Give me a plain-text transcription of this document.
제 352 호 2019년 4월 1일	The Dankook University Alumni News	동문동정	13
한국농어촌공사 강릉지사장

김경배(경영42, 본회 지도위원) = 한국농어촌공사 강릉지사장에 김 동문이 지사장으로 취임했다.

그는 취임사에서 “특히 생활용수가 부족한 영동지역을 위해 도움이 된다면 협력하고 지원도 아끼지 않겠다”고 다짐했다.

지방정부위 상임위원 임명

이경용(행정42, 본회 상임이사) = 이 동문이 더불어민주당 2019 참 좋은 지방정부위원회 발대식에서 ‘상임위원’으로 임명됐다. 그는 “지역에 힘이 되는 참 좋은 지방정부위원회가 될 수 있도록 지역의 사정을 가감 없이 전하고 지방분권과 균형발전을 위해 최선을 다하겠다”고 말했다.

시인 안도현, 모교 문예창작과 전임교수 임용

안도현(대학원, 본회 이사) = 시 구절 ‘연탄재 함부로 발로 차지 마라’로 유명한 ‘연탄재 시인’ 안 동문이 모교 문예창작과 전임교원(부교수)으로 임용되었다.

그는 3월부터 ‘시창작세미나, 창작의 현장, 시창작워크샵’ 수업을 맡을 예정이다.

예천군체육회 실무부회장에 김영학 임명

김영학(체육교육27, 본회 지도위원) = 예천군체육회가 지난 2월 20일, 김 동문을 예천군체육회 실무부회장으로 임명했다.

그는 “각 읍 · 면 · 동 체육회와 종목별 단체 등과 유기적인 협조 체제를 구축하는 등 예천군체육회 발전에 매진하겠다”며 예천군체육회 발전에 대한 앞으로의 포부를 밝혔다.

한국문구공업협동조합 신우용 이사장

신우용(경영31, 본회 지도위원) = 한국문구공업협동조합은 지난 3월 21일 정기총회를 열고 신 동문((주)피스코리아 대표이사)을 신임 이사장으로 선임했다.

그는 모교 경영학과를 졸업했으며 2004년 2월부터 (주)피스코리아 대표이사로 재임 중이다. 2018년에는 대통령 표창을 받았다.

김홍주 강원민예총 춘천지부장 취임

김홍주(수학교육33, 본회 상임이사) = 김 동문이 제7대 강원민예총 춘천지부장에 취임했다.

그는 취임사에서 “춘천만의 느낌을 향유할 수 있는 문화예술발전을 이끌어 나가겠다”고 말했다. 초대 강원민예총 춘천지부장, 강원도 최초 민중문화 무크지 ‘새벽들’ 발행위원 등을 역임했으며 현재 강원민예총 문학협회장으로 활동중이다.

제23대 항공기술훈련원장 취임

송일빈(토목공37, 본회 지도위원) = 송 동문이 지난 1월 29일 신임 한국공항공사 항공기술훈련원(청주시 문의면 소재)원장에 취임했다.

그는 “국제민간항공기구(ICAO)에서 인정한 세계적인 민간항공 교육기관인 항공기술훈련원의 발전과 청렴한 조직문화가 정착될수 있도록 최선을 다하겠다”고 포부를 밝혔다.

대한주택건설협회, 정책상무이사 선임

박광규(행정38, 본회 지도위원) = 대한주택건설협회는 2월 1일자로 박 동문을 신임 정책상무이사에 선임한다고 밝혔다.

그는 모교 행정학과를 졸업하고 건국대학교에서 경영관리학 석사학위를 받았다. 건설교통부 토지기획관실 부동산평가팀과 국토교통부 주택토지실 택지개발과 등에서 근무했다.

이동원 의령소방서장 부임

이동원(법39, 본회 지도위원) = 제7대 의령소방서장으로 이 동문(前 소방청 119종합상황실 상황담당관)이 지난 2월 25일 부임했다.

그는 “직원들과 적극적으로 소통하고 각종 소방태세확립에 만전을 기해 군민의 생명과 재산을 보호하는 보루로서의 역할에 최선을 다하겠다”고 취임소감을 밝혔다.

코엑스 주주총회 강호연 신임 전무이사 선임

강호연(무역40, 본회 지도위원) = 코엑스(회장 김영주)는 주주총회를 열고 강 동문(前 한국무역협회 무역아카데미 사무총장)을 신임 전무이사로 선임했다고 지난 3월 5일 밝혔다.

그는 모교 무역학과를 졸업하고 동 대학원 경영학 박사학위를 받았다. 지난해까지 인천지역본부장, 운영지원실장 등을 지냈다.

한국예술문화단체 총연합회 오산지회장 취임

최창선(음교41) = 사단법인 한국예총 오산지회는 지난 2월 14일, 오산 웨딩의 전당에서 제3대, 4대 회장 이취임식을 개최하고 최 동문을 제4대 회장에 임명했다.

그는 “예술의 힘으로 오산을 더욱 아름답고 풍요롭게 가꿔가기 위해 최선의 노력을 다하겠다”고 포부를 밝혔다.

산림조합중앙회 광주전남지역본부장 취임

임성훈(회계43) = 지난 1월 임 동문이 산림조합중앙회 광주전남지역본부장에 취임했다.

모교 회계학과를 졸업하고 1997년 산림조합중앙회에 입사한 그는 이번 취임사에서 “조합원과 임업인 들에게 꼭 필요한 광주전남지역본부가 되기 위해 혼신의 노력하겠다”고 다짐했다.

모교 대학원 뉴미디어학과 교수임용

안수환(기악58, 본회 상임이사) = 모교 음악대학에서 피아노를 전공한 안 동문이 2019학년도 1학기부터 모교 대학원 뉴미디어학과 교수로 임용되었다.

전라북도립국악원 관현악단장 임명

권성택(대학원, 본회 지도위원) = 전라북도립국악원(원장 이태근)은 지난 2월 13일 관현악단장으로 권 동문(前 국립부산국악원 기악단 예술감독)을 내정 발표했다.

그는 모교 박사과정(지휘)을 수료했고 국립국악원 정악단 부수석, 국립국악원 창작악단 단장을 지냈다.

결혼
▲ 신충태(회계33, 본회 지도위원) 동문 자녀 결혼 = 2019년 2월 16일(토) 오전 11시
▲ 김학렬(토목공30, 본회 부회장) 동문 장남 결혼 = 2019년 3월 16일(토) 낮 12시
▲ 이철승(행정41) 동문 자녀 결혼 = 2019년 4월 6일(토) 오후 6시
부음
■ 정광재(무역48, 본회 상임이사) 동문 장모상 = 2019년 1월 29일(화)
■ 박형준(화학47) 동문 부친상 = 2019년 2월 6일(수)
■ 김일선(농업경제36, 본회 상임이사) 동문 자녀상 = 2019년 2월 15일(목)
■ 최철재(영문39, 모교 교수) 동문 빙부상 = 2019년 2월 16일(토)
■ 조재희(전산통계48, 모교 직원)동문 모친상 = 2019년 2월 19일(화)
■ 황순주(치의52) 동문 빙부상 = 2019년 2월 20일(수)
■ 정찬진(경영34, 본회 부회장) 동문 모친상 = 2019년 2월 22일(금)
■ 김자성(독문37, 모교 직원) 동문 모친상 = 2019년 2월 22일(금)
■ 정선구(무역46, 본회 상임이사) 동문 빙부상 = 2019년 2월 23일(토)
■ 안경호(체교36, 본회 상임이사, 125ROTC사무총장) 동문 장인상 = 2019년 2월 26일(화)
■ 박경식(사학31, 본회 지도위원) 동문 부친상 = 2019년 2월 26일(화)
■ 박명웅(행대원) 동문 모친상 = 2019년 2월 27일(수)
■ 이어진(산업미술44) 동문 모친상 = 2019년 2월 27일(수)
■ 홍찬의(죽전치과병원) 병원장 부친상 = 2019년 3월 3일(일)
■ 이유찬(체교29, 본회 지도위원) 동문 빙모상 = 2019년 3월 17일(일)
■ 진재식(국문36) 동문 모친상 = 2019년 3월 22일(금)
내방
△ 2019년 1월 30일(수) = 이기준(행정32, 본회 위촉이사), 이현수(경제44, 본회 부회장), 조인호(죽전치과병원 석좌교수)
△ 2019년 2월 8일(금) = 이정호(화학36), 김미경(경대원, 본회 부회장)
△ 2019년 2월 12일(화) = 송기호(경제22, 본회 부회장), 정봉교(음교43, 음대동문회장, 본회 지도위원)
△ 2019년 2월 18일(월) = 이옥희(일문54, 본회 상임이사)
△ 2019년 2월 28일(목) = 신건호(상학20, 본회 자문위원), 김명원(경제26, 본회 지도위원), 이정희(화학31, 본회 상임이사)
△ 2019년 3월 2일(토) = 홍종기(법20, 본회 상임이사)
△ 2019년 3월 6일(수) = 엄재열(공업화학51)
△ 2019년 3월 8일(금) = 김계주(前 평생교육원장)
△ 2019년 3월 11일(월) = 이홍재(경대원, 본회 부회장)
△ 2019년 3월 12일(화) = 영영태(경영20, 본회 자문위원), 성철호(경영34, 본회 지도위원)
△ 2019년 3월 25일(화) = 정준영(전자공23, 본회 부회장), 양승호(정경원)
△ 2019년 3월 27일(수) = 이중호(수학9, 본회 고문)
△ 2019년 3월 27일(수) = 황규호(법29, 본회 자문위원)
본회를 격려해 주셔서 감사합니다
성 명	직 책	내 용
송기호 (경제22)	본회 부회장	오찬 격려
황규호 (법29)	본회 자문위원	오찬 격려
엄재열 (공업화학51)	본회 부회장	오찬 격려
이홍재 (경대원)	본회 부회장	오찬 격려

━━━━━━━━━━━━━━━━━━━━━━━━━━━━━━

**Task objective**
Copy every line of the listing that includes the string "졸업하고".

**Exercise output**
그는 모교 행정학과를 졸업하고 건국대학교에서 경영관리학 석사학위를 받았다. 건설교통부 토지기획관실 부동산평가팀과 국토교통부 주택토지실 택지개발과 등에서 근무했다.
그는 모교 무역학과를 졸업하고 동 대학원 경영학 박사학위를 받았다. 지난해까지 인천지역본부장, 운영지원실장 등을 지냈다.
모교 회계학과를 졸업하고 1997년 산림조합중앙회에 입사한 그는 이번 취임사에서 “조합원과 임업인 들에게 꼭 필요한 광주전남지역본부가 되기 위해 혼신의 노력하겠다”고 다짐했다.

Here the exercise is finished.